The problem => Wherever the word "purple" shows up in a line, please copy that line.

The data =>
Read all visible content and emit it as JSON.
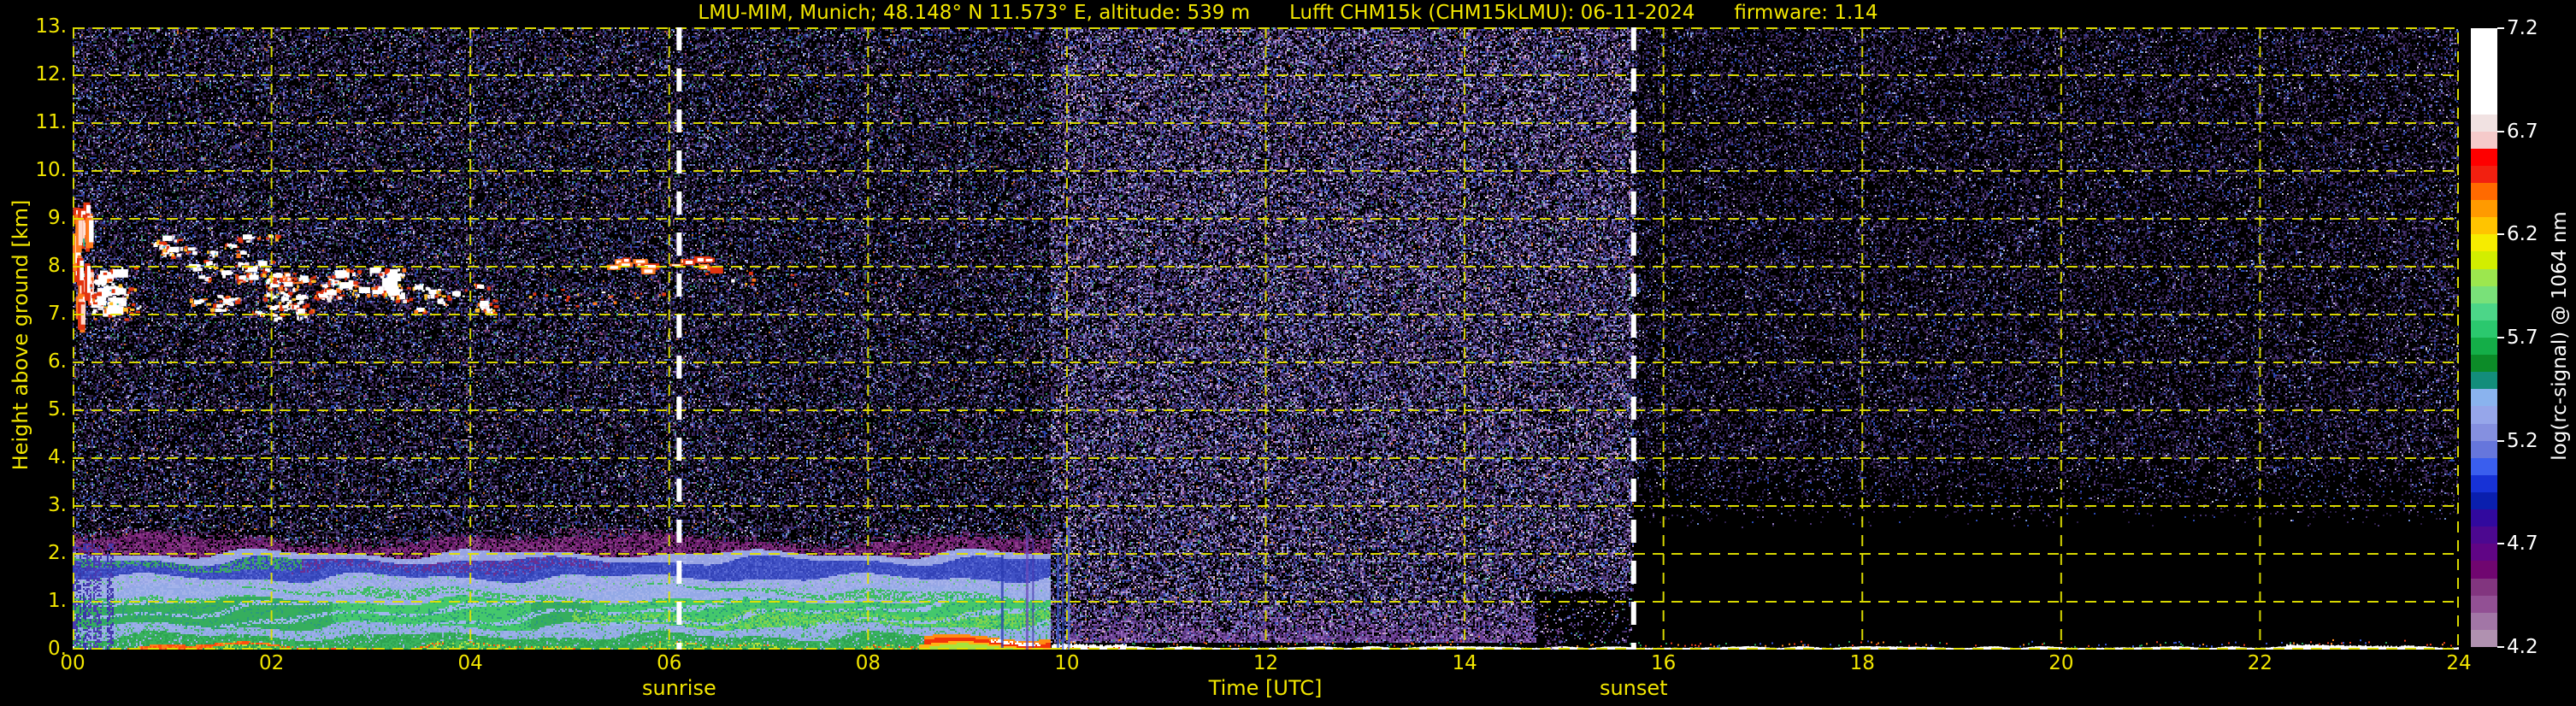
{
  "header": {
    "title_segments": [
      "LMU-MIM, Munich; 48.148° N 11.573° E, altitude: 539 m",
      "Lufft CHM15k (CHM15kLMU): 06-11-2024",
      "firmware: 1.14"
    ]
  },
  "chart_data": {
    "type": "heatmap",
    "title": "LMU-MIM, Munich; 48.148° N 11.573° E, altitude: 539 m    Lufft CHM15k (CHM15kLMU): 06-11-2024    firmware: 1.14",
    "xlabel": "Time [UTC]",
    "ylabel": "Height above ground [km]",
    "x_ticks": [
      "00",
      "02",
      "04",
      "06",
      "08",
      "10",
      "12",
      "14",
      "16",
      "18",
      "20",
      "22",
      "24"
    ],
    "x_range_hours": [
      0,
      24
    ],
    "y_ticks": [
      "0.",
      "1.",
      "2.",
      "3.",
      "4.",
      "5.",
      "6.",
      "7.",
      "8.",
      "9.",
      "10.",
      "11.",
      "12.",
      "13."
    ],
    "y_range_km": [
      0,
      13
    ],
    "grid": {
      "color": "#e3e300",
      "style": "dashed",
      "x_step_hours": 2,
      "y_step_km": 1
    },
    "sun_events": [
      {
        "label": "sunrise",
        "time_utc": 6.1
      },
      {
        "label": "sunset",
        "time_utc": 15.7
      }
    ],
    "colorbar": {
      "label": "log(rc-signal) @ 1064 nm",
      "tick_labels": [
        "7.2",
        "6.7",
        "6.2",
        "5.7",
        "5.2",
        "4.7",
        "4.2"
      ],
      "value_range": [
        4.2,
        7.2
      ],
      "segment_colors_top_to_bottom": [
        "#ffffff",
        "#ffffff",
        "#ffffff",
        "#ffffff",
        "#ffffff",
        "#f1e2e2",
        "#f5caca",
        "#fe0000",
        "#f22010",
        "#ff6a00",
        "#ff9a00",
        "#ffc400",
        "#f6ec00",
        "#d2ee00",
        "#9ce74e",
        "#79e179",
        "#4cd688",
        "#2bc86e",
        "#14ae48",
        "#0c8b28",
        "#138d7b",
        "#8ab3ee",
        "#96a6ea",
        "#8590e0",
        "#6676dc",
        "#3a5eee",
        "#1732d6",
        "#0a1fae",
        "#31099e",
        "#4c0890",
        "#600585",
        "#700670",
        "#82357f",
        "#925094",
        "#a276a6",
        "#b091b0"
      ]
    },
    "features": {
      "background_noise_regions": [
        {
          "t_hours": [
            0,
            9.83
          ],
          "h_km": [
            2.4,
            13
          ],
          "intensity": "moderate",
          "tone": "dark purple-blue speckle"
        },
        {
          "t_hours": [
            9.83,
            15.7
          ],
          "h_km": [
            0.16,
            13
          ],
          "intensity": "high",
          "tone": "bright purple-lavender daytime speckle"
        },
        {
          "t_hours": [
            15.7,
            24
          ],
          "h_km": [
            2.6,
            13
          ],
          "intensity": "low-fading-toward-ground",
          "tone": "sparse dim purple speckle, black below 3 km"
        }
      ],
      "boundary_layer": {
        "t_hours": [
          0,
          9.83
        ],
        "top_km": 2.3,
        "bands": [
          {
            "h_km": [
              0,
              0.1
            ],
            "color": "#44bc5c",
            "note": "near-ground return; red-orange line ~0.07 km until ~04:00, white before 00:15"
          },
          {
            "h_km": [
              0.1,
              0.3
            ],
            "color": "#38b45e"
          },
          {
            "h_km": [
              0.3,
              0.5
            ],
            "color": "#8ea7e4"
          },
          {
            "h_km": [
              0.5,
              1.05
            ],
            "color": "#3fbc66",
            "note": "brightest green 02:30-04:40 and after 05:00"
          },
          {
            "h_km": [
              1.05,
              1.5
            ],
            "color": "#9bade8"
          },
          {
            "h_km": [
              1.5,
              1.95
            ],
            "color": "#3d4cc2",
            "note": "blue band with purple patches 02:15-05:20"
          },
          {
            "h_km": [
              1.95,
              2.1
            ],
            "color": "#97a3e3"
          },
          {
            "h_km": [
              2.1,
              2.35
            ],
            "color": "#741f74",
            "note": "fuzzy purple capping layer"
          }
        ],
        "surface_hotspot": {
          "t_hours": [
            8.55,
            9.8
          ],
          "h_km": [
            0.08,
            0.34
          ],
          "colors": [
            "#f2330a",
            "#ff8c12",
            "#ffffff"
          ]
        }
      },
      "cirrus_clusters": [
        {
          "t_hours": [
            0.03,
            0.2
          ],
          "h_km": [
            6.9,
            9.25
          ],
          "n": 26,
          "style": "streak-v"
        },
        {
          "t_hours": [
            0.2,
            0.5
          ],
          "h_km": [
            6.95,
            7.95
          ],
          "n": 16,
          "style": "blob-lg"
        },
        {
          "t_hours": [
            0.55,
            0.75
          ],
          "h_km": [
            7.0,
            7.3
          ],
          "n": 5,
          "style": "dots"
        },
        {
          "t_hours": [
            0.85,
            1.05
          ],
          "h_km": [
            8.25,
            8.6
          ],
          "n": 5,
          "style": "blob"
        },
        {
          "t_hours": [
            1.15,
            2.15
          ],
          "h_km": [
            7.7,
            8.65
          ],
          "n": 20,
          "style": "blob"
        },
        {
          "t_hours": [
            1.15,
            2.3
          ],
          "h_km": [
            6.95,
            7.4
          ],
          "n": 14,
          "style": "blob"
        },
        {
          "t_hours": [
            1.95,
            2.65
          ],
          "h_km": [
            7.35,
            8.0
          ],
          "n": 16,
          "style": "blob"
        },
        {
          "t_hours": [
            2.6,
            3.25
          ],
          "h_km": [
            7.45,
            7.95
          ],
          "n": 14,
          "style": "blob-lg"
        },
        {
          "t_hours": [
            3.2,
            4.2
          ],
          "h_km": [
            7.05,
            7.6
          ],
          "n": 12,
          "style": "blob"
        },
        {
          "t_hours": [
            4.2,
            5.2
          ],
          "h_km": [
            7.15,
            7.55
          ],
          "n": 9,
          "style": "dots"
        },
        {
          "t_hours": [
            5.1,
            6.15
          ],
          "h_km": [
            7.25,
            7.5
          ],
          "n": 10,
          "style": "dots"
        },
        {
          "t_hours": [
            5.35,
            6.5
          ],
          "h_km": [
            7.9,
            8.15
          ],
          "n": 16,
          "style": "streak-h"
        },
        {
          "t_hours": [
            6.35,
            7.35
          ],
          "h_km": [
            7.55,
            8.0
          ],
          "n": 10,
          "style": "dots"
        },
        {
          "t_hours": [
            7.4,
            8.6
          ],
          "h_km": [
            7.45,
            7.8
          ],
          "n": 6,
          "style": "dots-faint"
        }
      ],
      "cloud_palette": [
        "#ffffff",
        "#e23410",
        "#ff7a1e",
        "#ffc028",
        "#34b88c"
      ],
      "surface_return": {
        "t_hours": [
          9.85,
          24
        ],
        "h_km": [
          0,
          0.12
        ],
        "color": "#ffffff"
      },
      "aerosol_plume": {
        "t_hours": [
          10.0,
          14.72
        ],
        "h_km": [
          0.12,
          1.2
        ],
        "colors": [
          "#6a3d92",
          "#7d4fa5",
          "#8f62b5",
          "#5a2f80",
          "#a478c8",
          "#49256b"
        ]
      },
      "vertical_streaks": [
        {
          "t": 9.35,
          "top_km": 2.0,
          "color": "#2a3ab0",
          "w": 3
        },
        {
          "t": 9.6,
          "top_km": 2.55,
          "color": "#6a4ab8",
          "w": 3
        },
        {
          "t": 9.66,
          "top_km": 2.3,
          "color": "#4a3ab0",
          "w": 2
        },
        {
          "t": 9.91,
          "top_km": 2.2,
          "color": "#3a55c8",
          "w": 3
        },
        {
          "t": 9.96,
          "top_km": 2.1,
          "color": "#3a55c8",
          "w": 2
        },
        {
          "t": 10.02,
          "top_km": 2.6,
          "color": "#5a70d0",
          "w": 3
        }
      ]
    }
  },
  "colors": {
    "axis_text": "#f2e600",
    "colorbar_text": "#ffffff",
    "background": "#000000",
    "sun_line": "#ffffff"
  }
}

Exercise result =>
          "tone": "dark purple-blue speckle"
          "tone": "bright purple-lavender daytime speckle"
          "tone": "sparse dim purple speckle, black below 3 km"
            "note": "blue band with purple patches 02:15-05:20"
            "note": "fuzzy purple capping layer"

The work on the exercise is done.